• [Required task] Please write out the complete listing that follows, exactly as it reads.

Figure dataset records
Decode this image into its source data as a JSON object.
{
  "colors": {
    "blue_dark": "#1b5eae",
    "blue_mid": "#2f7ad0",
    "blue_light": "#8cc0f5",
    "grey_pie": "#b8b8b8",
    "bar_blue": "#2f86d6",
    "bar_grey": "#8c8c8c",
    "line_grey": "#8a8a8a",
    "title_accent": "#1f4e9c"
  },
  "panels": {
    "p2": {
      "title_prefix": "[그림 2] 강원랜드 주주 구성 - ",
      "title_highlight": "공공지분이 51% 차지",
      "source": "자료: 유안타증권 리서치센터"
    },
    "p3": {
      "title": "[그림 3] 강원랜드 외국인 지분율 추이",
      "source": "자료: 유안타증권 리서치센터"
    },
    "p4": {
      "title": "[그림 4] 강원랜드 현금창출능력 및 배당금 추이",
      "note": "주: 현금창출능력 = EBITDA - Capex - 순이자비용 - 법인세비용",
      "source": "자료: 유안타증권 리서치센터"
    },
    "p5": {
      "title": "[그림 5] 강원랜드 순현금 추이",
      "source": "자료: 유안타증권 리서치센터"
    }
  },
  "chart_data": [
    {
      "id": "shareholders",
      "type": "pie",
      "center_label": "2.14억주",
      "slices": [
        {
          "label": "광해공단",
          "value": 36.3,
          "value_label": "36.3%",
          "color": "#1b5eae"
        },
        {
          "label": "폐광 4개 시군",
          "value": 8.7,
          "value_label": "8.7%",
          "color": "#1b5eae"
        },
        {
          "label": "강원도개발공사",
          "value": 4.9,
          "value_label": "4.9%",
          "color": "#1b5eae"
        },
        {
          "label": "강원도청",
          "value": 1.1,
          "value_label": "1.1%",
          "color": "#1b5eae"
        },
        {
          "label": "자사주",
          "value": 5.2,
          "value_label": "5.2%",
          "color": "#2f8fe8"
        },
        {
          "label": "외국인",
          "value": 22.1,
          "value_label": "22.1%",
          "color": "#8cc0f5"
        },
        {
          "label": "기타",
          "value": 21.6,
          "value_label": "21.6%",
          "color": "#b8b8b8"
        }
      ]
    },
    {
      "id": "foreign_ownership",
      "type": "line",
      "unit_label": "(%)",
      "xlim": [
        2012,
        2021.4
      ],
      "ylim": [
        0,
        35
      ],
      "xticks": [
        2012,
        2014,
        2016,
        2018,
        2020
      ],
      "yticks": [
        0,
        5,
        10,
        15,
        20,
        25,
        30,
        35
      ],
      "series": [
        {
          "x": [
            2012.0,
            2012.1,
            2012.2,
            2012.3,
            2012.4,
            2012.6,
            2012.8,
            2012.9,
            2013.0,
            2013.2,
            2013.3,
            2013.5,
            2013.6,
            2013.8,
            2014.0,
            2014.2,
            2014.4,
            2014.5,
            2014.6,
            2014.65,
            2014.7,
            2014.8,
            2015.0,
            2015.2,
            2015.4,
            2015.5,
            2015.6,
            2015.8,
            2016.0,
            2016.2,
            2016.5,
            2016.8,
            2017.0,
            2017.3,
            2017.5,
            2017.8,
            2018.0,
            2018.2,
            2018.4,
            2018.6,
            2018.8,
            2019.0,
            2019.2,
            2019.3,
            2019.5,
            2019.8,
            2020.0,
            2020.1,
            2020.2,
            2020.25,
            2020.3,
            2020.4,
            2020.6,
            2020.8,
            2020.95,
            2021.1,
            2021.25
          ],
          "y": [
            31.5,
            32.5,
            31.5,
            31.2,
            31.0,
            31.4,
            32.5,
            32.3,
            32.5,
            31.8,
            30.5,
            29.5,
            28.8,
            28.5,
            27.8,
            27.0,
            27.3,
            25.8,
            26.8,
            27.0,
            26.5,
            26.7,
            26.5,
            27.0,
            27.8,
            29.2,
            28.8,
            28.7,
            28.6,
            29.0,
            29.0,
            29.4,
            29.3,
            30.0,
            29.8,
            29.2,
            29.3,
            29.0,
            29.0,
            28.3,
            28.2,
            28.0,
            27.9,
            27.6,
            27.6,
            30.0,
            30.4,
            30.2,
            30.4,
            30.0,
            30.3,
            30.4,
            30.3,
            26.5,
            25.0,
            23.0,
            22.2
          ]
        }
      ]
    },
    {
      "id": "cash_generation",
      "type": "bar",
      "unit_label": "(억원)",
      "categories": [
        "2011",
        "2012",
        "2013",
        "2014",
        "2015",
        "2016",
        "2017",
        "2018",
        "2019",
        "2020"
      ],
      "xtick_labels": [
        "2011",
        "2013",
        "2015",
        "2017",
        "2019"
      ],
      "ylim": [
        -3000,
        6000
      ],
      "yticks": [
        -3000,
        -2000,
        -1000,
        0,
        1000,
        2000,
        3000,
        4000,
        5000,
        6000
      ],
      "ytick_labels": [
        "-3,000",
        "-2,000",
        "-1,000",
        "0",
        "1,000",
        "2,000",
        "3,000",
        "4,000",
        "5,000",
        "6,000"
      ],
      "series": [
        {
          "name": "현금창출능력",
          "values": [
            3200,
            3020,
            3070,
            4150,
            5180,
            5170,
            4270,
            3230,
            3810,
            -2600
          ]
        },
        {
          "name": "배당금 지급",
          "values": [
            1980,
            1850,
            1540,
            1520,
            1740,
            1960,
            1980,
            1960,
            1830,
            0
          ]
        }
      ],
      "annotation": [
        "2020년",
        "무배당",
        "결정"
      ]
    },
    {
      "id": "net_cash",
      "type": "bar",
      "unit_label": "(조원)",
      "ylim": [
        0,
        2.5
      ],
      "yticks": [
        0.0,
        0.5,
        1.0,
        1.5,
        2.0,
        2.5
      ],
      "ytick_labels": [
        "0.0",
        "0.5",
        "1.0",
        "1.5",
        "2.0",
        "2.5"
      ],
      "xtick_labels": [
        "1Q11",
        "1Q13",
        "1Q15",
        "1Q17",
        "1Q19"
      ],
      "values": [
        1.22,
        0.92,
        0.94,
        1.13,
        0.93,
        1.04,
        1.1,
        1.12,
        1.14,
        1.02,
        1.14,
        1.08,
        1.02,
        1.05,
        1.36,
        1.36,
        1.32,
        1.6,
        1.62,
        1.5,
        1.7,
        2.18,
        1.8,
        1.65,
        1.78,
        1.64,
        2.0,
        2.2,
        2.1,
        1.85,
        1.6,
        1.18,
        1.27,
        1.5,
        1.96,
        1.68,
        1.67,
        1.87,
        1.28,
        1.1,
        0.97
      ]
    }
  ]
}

• [Complete response]
Decode this image into its source data as a JSON object.
{
  "colors": {
    "blue_dark": "#1b5eae",
    "blue_mid": "#2f7ad0",
    "blue_light": "#8cc0f5",
    "grey_pie": "#b8b8b8",
    "bar_blue": "#2f86d6",
    "bar_grey": "#8c8c8c",
    "line_grey": "#8a8a8a",
    "title_accent": "#1f4e9c"
  },
  "panels": {
    "p2": {
      "title_prefix": "[그림 2] 강원랜드 주주 구성 - ",
      "title_highlight": "공공지분이 51% 차지",
      "source": "자료: 유안타증권 리서치센터"
    },
    "p3": {
      "title": "[그림 3] 강원랜드 외국인 지분율 추이",
      "source": "자료: 유안타증권 리서치센터"
    },
    "p4": {
      "title": "[그림 4] 강원랜드 현금창출능력 및 배당금 추이",
      "note": "주: 현금창출능력 = EBITDA - Capex - 순이자비용 - 법인세비용",
      "source": "자료: 유안타증권 리서치센터"
    },
    "p5": {
      "title": "[그림 5] 강원랜드 순현금 추이",
      "source": "자료: 유안타증권 리서치센터"
    }
  },
  "chart_data": [
    {
      "id": "shareholders",
      "type": "pie",
      "center_label": "2.14억주",
      "slices": [
        {
          "label": "광해공단",
          "value": 36.3,
          "value_label": "36.3%",
          "color": "#1b5eae"
        },
        {
          "label": "폐광 4개 시군",
          "value": 8.7,
          "value_label": "8.7%",
          "color": "#1b5eae"
        },
        {
          "label": "강원도개발공사",
          "value": 4.9,
          "value_label": "4.9%",
          "color": "#1b5eae"
        },
        {
          "label": "강원도청",
          "value": 1.1,
          "value_label": "1.1%",
          "color": "#1b5eae"
        },
        {
          "label": "자사주",
          "value": 5.2,
          "value_label": "5.2%",
          "color": "#2f8fe8"
        },
        {
          "label": "외국인",
          "value": 22.1,
          "value_label": "22.1%",
          "color": "#8cc0f5"
        },
        {
          "label": "기타",
          "value": 21.6,
          "value_label": "21.6%",
          "color": "#b8b8b8"
        }
      ]
    },
    {
      "id": "foreign_ownership",
      "type": "line",
      "unit_label": "(%)",
      "xlim": [
        2012,
        2021.4
      ],
      "ylim": [
        0,
        35
      ],
      "xticks": [
        2012,
        2014,
        2016,
        2018,
        2020
      ],
      "yticks": [
        0,
        5,
        10,
        15,
        20,
        25,
        30,
        35
      ],
      "series": [
        {
          "x": [
            2012.0,
            2012.1,
            2012.2,
            2012.3,
            2012.4,
            2012.6,
            2012.8,
            2012.9,
            2013.0,
            2013.2,
            2013.3,
            2013.5,
            2013.6,
            2013.8,
            2014.0,
            2014.2,
            2014.4,
            2014.5,
            2014.6,
            2014.65,
            2014.7,
            2014.8,
            2015.0,
            2015.2,
            2015.4,
            2015.5,
            2015.6,
            2015.8,
            2016.0,
            2016.2,
            2016.5,
            2016.8,
            2017.0,
            2017.3,
            2017.5,
            2017.8,
            2018.0,
            2018.2,
            2018.4,
            2018.6,
            2018.8,
            2019.0,
            2019.2,
            2019.3,
            2019.5,
            2019.8,
            2020.0,
            2020.1,
            2020.2,
            2020.25,
            2020.3,
            2020.4,
            2020.6,
            2020.8,
            2020.95,
            2021.1,
            2021.25
          ],
          "y": [
            31.5,
            32.5,
            31.5,
            31.2,
            31.0,
            31.4,
            32.5,
            32.3,
            32.5,
            31.8,
            30.5,
            29.5,
            28.8,
            28.5,
            27.8,
            27.0,
            27.3,
            25.8,
            26.8,
            27.0,
            26.5,
            26.7,
            26.5,
            27.0,
            27.8,
            29.2,
            28.8,
            28.7,
            28.6,
            29.0,
            29.0,
            29.4,
            29.3,
            30.0,
            29.8,
            29.2,
            29.3,
            29.0,
            29.0,
            28.3,
            28.2,
            28.0,
            27.9,
            27.6,
            27.6,
            30.0,
            30.4,
            30.2,
            30.4,
            30.0,
            30.3,
            30.4,
            30.3,
            26.5,
            25.0,
            23.0,
            22.2
          ]
        }
      ]
    },
    {
      "id": "cash_generation",
      "type": "bar",
      "unit_label": "(억원)",
      "categories": [
        "2011",
        "2012",
        "2013",
        "2014",
        "2015",
        "2016",
        "2017",
        "2018",
        "2019",
        "2020"
      ],
      "xtick_labels": [
        "2011",
        "2013",
        "2015",
        "2017",
        "2019"
      ],
      "ylim": [
        -3000,
        6000
      ],
      "yticks": [
        -3000,
        -2000,
        -1000,
        0,
        1000,
        2000,
        3000,
        4000,
        5000,
        6000
      ],
      "ytick_labels": [
        "-3,000",
        "-2,000",
        "-1,000",
        "0",
        "1,000",
        "2,000",
        "3,000",
        "4,000",
        "5,000",
        "6,000"
      ],
      "series": [
        {
          "name": "현금창출능력",
          "values": [
            3200,
            3020,
            3070,
            4150,
            5180,
            5170,
            4270,
            3230,
            3810,
            -2600
          ]
        },
        {
          "name": "배당금 지급",
          "values": [
            1980,
            1850,
            1540,
            1520,
            1740,
            1960,
            1980,
            1960,
            1830,
            0
          ]
        }
      ],
      "annotation": [
        "2020년",
        "무배당",
        "결정"
      ]
    },
    {
      "id": "net_cash",
      "type": "bar",
      "unit_label": "(조원)",
      "ylim": [
        0,
        2.5
      ],
      "yticks": [
        0.0,
        0.5,
        1.0,
        1.5,
        2.0,
        2.5
      ],
      "ytick_labels": [
        "0.0",
        "0.5",
        "1.0",
        "1.5",
        "2.0",
        "2.5"
      ],
      "xtick_labels": [
        "1Q11",
        "1Q13",
        "1Q15",
        "1Q17",
        "1Q19"
      ],
      "values": [
        1.22,
        0.92,
        0.94,
        1.13,
        0.93,
        1.04,
        1.1,
        1.12,
        1.14,
        1.02,
        1.14,
        1.08,
        1.02,
        1.05,
        1.36,
        1.36,
        1.32,
        1.6,
        1.62,
        1.5,
        1.7,
        2.18,
        1.8,
        1.65,
        1.78,
        1.64,
        2.0,
        2.2,
        2.1,
        1.85,
        1.6,
        1.18,
        1.27,
        1.5,
        1.96,
        1.68,
        1.67,
        1.87,
        1.28,
        1.1,
        0.97
      ]
    }
  ]
}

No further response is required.